Records to process:
^^^^^^^^^^^^^^^^

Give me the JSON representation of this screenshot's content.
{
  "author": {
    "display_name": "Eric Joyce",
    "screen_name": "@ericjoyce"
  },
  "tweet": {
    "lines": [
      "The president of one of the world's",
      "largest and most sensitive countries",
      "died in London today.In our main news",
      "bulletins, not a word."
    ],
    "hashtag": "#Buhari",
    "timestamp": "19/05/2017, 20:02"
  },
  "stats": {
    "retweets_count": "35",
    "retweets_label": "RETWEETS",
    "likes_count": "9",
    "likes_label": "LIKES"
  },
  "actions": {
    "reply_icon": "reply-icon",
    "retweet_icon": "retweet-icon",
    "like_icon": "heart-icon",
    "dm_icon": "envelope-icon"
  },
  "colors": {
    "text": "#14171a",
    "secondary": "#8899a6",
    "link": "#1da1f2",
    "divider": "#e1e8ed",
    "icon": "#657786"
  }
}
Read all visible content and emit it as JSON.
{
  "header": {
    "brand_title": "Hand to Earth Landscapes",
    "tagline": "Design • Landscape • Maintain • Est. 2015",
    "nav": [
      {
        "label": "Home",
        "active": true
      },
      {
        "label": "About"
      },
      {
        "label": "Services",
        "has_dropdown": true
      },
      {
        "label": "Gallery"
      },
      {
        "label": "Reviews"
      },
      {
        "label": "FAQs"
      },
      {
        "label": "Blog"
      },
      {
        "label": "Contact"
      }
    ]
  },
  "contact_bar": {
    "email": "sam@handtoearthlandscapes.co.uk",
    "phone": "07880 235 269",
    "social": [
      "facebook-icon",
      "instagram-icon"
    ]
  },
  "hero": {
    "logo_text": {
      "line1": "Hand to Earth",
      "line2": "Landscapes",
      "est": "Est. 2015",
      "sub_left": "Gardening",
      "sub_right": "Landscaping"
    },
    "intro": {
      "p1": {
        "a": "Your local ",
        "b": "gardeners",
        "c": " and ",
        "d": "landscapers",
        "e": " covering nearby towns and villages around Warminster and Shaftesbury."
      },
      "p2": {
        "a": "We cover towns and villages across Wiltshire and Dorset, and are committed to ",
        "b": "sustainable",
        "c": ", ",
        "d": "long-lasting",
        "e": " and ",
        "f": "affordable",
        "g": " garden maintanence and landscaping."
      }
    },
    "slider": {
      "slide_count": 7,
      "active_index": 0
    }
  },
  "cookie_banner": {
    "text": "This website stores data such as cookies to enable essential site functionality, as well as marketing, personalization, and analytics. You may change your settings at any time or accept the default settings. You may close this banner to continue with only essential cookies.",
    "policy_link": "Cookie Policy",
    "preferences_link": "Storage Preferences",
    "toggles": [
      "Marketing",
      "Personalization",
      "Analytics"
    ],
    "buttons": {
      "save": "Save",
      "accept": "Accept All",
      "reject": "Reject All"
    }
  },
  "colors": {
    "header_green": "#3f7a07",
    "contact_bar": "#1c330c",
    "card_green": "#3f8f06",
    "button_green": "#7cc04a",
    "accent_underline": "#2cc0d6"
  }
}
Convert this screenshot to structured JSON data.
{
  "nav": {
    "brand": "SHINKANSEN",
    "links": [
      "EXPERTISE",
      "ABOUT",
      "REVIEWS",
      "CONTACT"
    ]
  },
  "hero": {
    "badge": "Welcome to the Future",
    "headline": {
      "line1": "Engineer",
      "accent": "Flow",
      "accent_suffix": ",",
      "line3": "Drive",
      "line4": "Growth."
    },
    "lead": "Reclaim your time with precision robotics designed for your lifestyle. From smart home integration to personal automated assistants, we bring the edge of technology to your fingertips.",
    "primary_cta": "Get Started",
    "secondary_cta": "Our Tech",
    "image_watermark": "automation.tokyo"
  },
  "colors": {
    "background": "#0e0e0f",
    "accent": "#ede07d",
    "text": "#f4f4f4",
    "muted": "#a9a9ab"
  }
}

^^^^^^^^^^^^^^^^

Instructions for the task:
Gather each line of the records holding the string "content".

Result:
Give me the JSON representation of this screenshot's content.
Read all visible content and emit it as JSON.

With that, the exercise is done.